JOB: Without including any images, reproduce each entry exactly.
++++++
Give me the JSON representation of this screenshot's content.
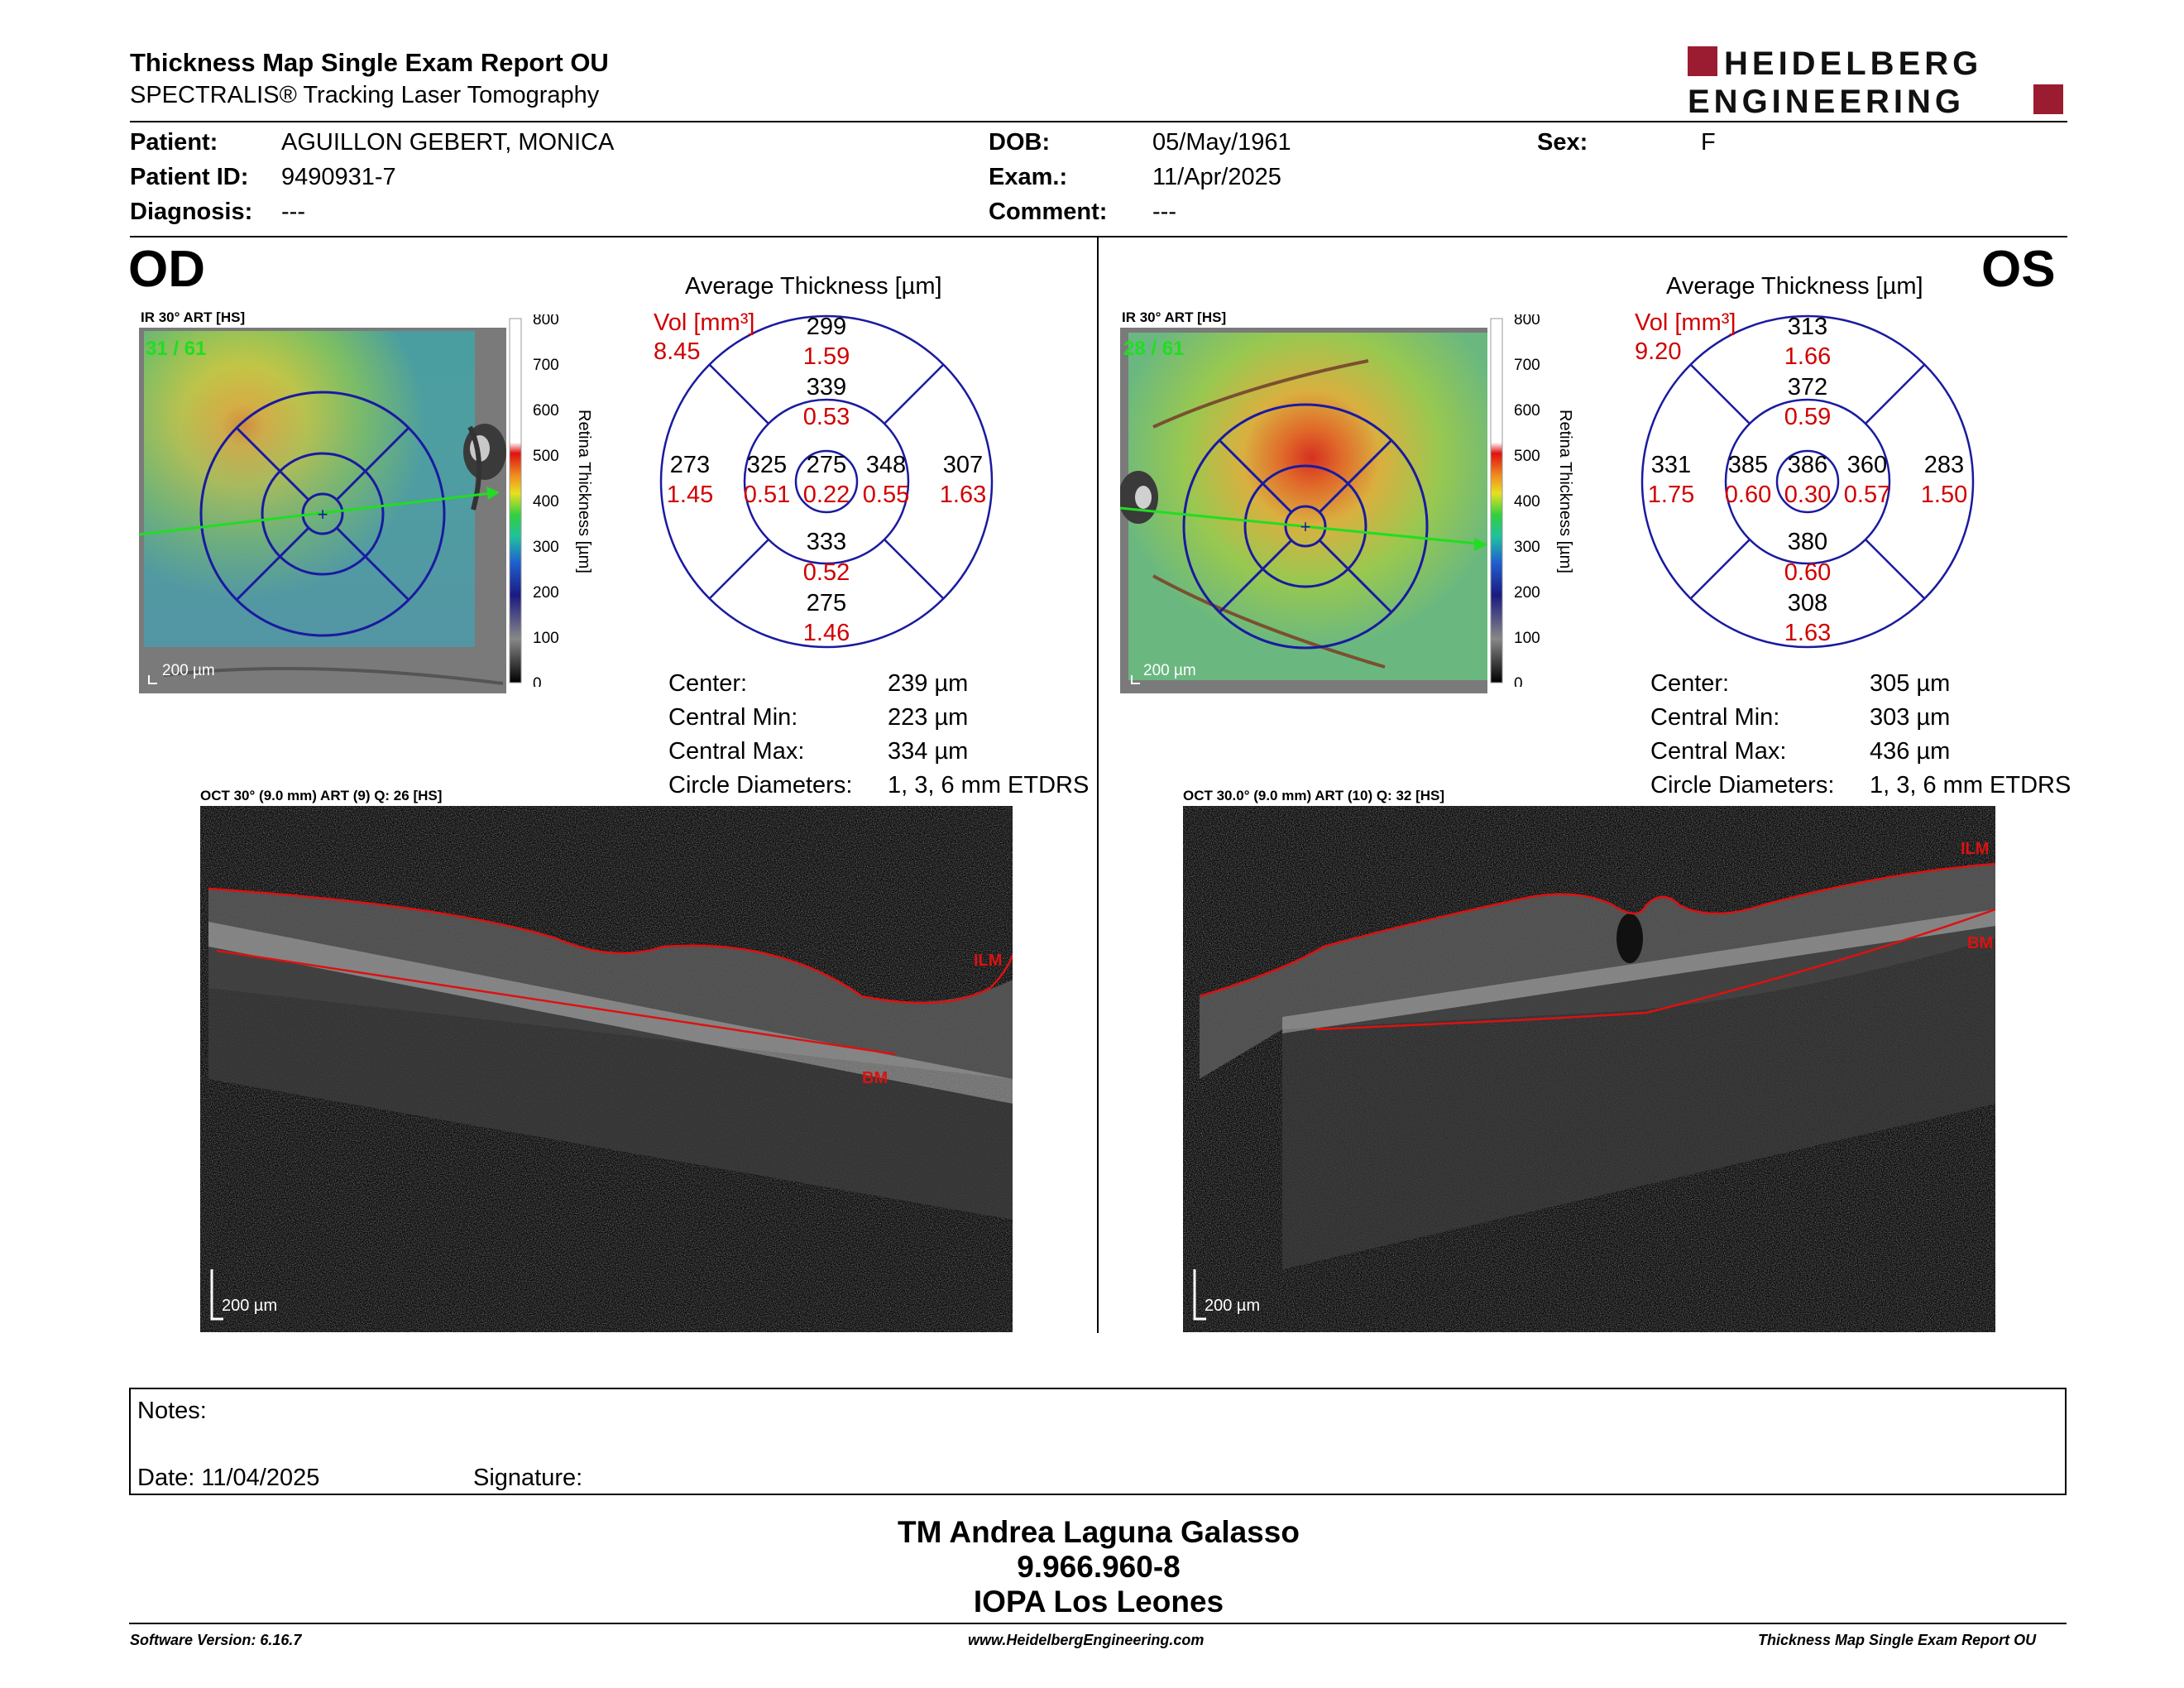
{
  "header": {
    "title": "Thickness Map Single Exam Report OU",
    "subtitle": "SPECTRALIS® Tracking Laser Tomography",
    "logo_line1": "HEIDELBERG",
    "logo_line2": "ENGINEERING"
  },
  "patient": {
    "patient_label": "Patient:",
    "patient_value": "AGUILLON GEBERT, MONICA",
    "id_label": "Patient ID:",
    "id_value": "9490931-7",
    "diagnosis_label": "Diagnosis:",
    "diagnosis_value": "---",
    "dob_label": "DOB:",
    "dob_value": "05/May/1961",
    "exam_label": "Exam.:",
    "exam_value": "11/Apr/2025",
    "comment_label": "Comment:",
    "comment_value": "---",
    "sex_label": "Sex:",
    "sex_value": "F"
  },
  "colorbar": {
    "ticks": [
      "800",
      "700",
      "600",
      "500",
      "400",
      "300",
      "200",
      "100",
      "0"
    ],
    "label": "Retina Thickness [µm]"
  },
  "od": {
    "eye": "OD",
    "ir_caption": "IR 30° ART [HS]",
    "frame_counter": "31 / 61",
    "scale": "200 µm",
    "avg_title": "Average Thickness [µm]",
    "vol_label": "Vol [mm³]",
    "vol_value": "8.45",
    "etdrs": {
      "center": {
        "t": "275",
        "v": "0.22"
      },
      "inner_sup": {
        "t": "339",
        "v": "0.53"
      },
      "inner_inf": {
        "t": "333",
        "v": "0.52"
      },
      "inner_left": {
        "t": "325",
        "v": "0.51"
      },
      "inner_right": {
        "t": "348",
        "v": "0.55"
      },
      "outer_sup": {
        "t": "299",
        "v": "1.59"
      },
      "outer_inf": {
        "t": "275",
        "v": "1.46"
      },
      "outer_left": {
        "t": "273",
        "v": "1.45"
      },
      "outer_right": {
        "t": "307",
        "v": "1.63"
      }
    },
    "stats": [
      {
        "label": "Center:",
        "value": "239 µm"
      },
      {
        "label": "Central Min:",
        "value": "223 µm"
      },
      {
        "label": "Central Max:",
        "value": "334 µm"
      },
      {
        "label": "Circle Diameters:",
        "value": "1, 3, 6 mm ETDRS"
      }
    ],
    "oct_caption": "OCT 30° (9.0 mm) ART (9) Q: 26 [HS]",
    "oct_ilm": "ILM",
    "oct_bm": "BM",
    "oct_scale": "200 µm"
  },
  "os": {
    "eye": "OS",
    "ir_caption": "IR 30° ART [HS]",
    "frame_counter": "28 / 61",
    "scale": "200 µm",
    "avg_title": "Average Thickness [µm]",
    "vol_label": "Vol [mm³]",
    "vol_value": "9.20",
    "etdrs": {
      "center": {
        "t": "386",
        "v": "0.30"
      },
      "inner_sup": {
        "t": "372",
        "v": "0.59"
      },
      "inner_inf": {
        "t": "380",
        "v": "0.60"
      },
      "inner_left": {
        "t": "385",
        "v": "0.60"
      },
      "inner_right": {
        "t": "360",
        "v": "0.57"
      },
      "outer_sup": {
        "t": "313",
        "v": "1.66"
      },
      "outer_inf": {
        "t": "308",
        "v": "1.63"
      },
      "outer_left": {
        "t": "331",
        "v": "1.75"
      },
      "outer_right": {
        "t": "283",
        "v": "1.50"
      }
    },
    "stats": [
      {
        "label": "Center:",
        "value": "305 µm"
      },
      {
        "label": "Central Min:",
        "value": "303 µm"
      },
      {
        "label": "Central Max:",
        "value": "436 µm"
      },
      {
        "label": "Circle Diameters:",
        "value": "1, 3, 6 mm ETDRS"
      }
    ],
    "oct_caption": "OCT 30.0° (9.0 mm) ART (10) Q: 32 [HS]",
    "oct_ilm": "ILM",
    "oct_bm": "BM",
    "oct_scale": "200 µm"
  },
  "notes": {
    "notes_label": "Notes:",
    "date_label": "Date: 11/04/2025",
    "signature_label": "Signature:"
  },
  "signer": {
    "name": "TM Andrea Laguna Galasso",
    "id": "9.966.960-8",
    "org": "IOPA Los Leones"
  },
  "footer": {
    "software": "Software Version: 6.16.7",
    "website": "www.HeidelbergEngineering.com",
    "report": "Thickness Map Single Exam Report OU"
  },
  "colors": {
    "logo_red": "#9b1b30",
    "etdrs_blue": "#1a1aa0",
    "volume_red": "#d00000",
    "scan_green": "#22dd22",
    "segment_red": "#dd1111"
  }
}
++++++
EXERCISE RESULT:
Give me the JSON representation of this screenshot's content.
{
  "header": {
    "title": "Thickness Map Single Exam Report OU",
    "subtitle": "SPECTRALIS® Tracking Laser Tomography",
    "logo_line1": "HEIDELBERG",
    "logo_line2": "ENGINEERING"
  },
  "patient": {
    "patient_label": "Patient:",
    "patient_value": "AGUILLON GEBERT, MONICA",
    "id_label": "Patient ID:",
    "id_value": "9490931-7",
    "diagnosis_label": "Diagnosis:",
    "diagnosis_value": "---",
    "dob_label": "DOB:",
    "dob_value": "05/May/1961",
    "exam_label": "Exam.:",
    "exam_value": "11/Apr/2025",
    "comment_label": "Comment:",
    "comment_value": "---",
    "sex_label": "Sex:",
    "sex_value": "F"
  },
  "colorbar": {
    "ticks": [
      "800",
      "700",
      "600",
      "500",
      "400",
      "300",
      "200",
      "100",
      "0"
    ],
    "label": "Retina Thickness [µm]"
  },
  "od": {
    "eye": "OD",
    "ir_caption": "IR 30° ART [HS]",
    "frame_counter": "31 / 61",
    "scale": "200 µm",
    "avg_title": "Average Thickness [µm]",
    "vol_label": "Vol [mm³]",
    "vol_value": "8.45",
    "etdrs": {
      "center": {
        "t": "275",
        "v": "0.22"
      },
      "inner_sup": {
        "t": "339",
        "v": "0.53"
      },
      "inner_inf": {
        "t": "333",
        "v": "0.52"
      },
      "inner_left": {
        "t": "325",
        "v": "0.51"
      },
      "inner_right": {
        "t": "348",
        "v": "0.55"
      },
      "outer_sup": {
        "t": "299",
        "v": "1.59"
      },
      "outer_inf": {
        "t": "275",
        "v": "1.46"
      },
      "outer_left": {
        "t": "273",
        "v": "1.45"
      },
      "outer_right": {
        "t": "307",
        "v": "1.63"
      }
    },
    "stats": [
      {
        "label": "Center:",
        "value": "239 µm"
      },
      {
        "label": "Central Min:",
        "value": "223 µm"
      },
      {
        "label": "Central Max:",
        "value": "334 µm"
      },
      {
        "label": "Circle Diameters:",
        "value": "1, 3, 6 mm ETDRS"
      }
    ],
    "oct_caption": "OCT 30° (9.0 mm) ART (9) Q: 26 [HS]",
    "oct_ilm": "ILM",
    "oct_bm": "BM",
    "oct_scale": "200 µm"
  },
  "os": {
    "eye": "OS",
    "ir_caption": "IR 30° ART [HS]",
    "frame_counter": "28 / 61",
    "scale": "200 µm",
    "avg_title": "Average Thickness [µm]",
    "vol_label": "Vol [mm³]",
    "vol_value": "9.20",
    "etdrs": {
      "center": {
        "t": "386",
        "v": "0.30"
      },
      "inner_sup": {
        "t": "372",
        "v": "0.59"
      },
      "inner_inf": {
        "t": "380",
        "v": "0.60"
      },
      "inner_left": {
        "t": "385",
        "v": "0.60"
      },
      "inner_right": {
        "t": "360",
        "v": "0.57"
      },
      "outer_sup": {
        "t": "313",
        "v": "1.66"
      },
      "outer_inf": {
        "t": "308",
        "v": "1.63"
      },
      "outer_left": {
        "t": "331",
        "v": "1.75"
      },
      "outer_right": {
        "t": "283",
        "v": "1.50"
      }
    },
    "stats": [
      {
        "label": "Center:",
        "value": "305 µm"
      },
      {
        "label": "Central Min:",
        "value": "303 µm"
      },
      {
        "label": "Central Max:",
        "value": "436 µm"
      },
      {
        "label": "Circle Diameters:",
        "value": "1, 3, 6 mm ETDRS"
      }
    ],
    "oct_caption": "OCT 30.0° (9.0 mm) ART (10) Q: 32 [HS]",
    "oct_ilm": "ILM",
    "oct_bm": "BM",
    "oct_scale": "200 µm"
  },
  "notes": {
    "notes_label": "Notes:",
    "date_label": "Date: 11/04/2025",
    "signature_label": "Signature:"
  },
  "signer": {
    "name": "TM Andrea Laguna Galasso",
    "id": "9.966.960-8",
    "org": "IOPA Los Leones"
  },
  "footer": {
    "software": "Software Version: 6.16.7",
    "website": "www.HeidelbergEngineering.com",
    "report": "Thickness Map Single Exam Report OU"
  },
  "colors": {
    "logo_red": "#9b1b30",
    "etdrs_blue": "#1a1aa0",
    "volume_red": "#d00000",
    "scan_green": "#22dd22",
    "segment_red": "#dd1111"
  }
}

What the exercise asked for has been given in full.